◆ Materials provided
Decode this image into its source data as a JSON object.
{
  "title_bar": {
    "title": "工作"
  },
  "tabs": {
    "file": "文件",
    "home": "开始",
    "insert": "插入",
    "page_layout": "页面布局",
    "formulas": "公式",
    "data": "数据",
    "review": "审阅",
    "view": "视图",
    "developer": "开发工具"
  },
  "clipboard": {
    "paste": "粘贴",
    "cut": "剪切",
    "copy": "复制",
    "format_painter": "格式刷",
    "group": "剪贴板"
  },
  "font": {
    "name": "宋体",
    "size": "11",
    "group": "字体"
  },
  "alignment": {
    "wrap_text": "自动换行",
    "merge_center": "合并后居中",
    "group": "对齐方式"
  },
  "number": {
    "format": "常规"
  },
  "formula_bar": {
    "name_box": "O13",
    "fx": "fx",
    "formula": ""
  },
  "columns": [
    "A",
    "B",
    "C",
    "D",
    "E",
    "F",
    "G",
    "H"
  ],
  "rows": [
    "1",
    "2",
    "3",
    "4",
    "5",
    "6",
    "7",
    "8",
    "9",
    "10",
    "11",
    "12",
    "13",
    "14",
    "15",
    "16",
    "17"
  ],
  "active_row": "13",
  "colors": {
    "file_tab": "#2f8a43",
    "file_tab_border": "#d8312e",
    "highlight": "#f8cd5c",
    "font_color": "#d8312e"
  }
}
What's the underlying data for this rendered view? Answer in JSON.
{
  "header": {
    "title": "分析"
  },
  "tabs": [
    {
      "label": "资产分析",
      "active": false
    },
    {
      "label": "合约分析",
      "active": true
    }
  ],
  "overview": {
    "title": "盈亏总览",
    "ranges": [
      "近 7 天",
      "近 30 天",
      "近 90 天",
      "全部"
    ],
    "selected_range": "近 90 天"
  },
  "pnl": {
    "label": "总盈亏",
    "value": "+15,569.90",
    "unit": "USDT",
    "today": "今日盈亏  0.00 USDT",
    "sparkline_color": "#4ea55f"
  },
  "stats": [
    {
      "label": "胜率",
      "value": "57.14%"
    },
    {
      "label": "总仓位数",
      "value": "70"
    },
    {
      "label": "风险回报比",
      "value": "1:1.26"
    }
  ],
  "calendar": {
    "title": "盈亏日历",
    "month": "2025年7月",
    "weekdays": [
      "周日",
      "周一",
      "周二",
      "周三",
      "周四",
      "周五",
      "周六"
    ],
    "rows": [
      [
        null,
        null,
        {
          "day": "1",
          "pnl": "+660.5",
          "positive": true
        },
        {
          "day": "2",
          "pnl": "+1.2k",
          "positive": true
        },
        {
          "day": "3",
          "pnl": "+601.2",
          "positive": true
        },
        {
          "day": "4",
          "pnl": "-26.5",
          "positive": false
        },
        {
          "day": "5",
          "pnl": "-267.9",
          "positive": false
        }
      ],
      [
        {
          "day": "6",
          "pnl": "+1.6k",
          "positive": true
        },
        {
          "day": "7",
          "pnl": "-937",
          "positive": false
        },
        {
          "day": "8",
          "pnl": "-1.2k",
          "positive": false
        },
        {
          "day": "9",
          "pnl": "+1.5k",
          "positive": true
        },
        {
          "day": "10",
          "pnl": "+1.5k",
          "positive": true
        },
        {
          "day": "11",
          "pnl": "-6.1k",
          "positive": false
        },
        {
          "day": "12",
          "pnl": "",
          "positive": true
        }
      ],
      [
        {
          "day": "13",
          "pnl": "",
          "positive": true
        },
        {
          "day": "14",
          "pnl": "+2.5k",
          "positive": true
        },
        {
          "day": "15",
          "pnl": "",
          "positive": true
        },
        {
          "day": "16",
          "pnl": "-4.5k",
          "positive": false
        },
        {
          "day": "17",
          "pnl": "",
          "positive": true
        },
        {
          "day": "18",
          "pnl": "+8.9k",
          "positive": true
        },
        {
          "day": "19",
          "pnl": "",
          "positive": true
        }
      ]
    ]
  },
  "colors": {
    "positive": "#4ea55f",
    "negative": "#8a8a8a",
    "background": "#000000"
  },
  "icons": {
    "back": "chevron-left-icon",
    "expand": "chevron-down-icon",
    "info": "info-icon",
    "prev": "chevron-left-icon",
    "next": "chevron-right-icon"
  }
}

◆ Your task
Return each line with "data".

◆ Solution below
Decode this image into its source data as a JSON object.
    "data": "数据",
What's the underlying data for this rendered view? Answer in JSON.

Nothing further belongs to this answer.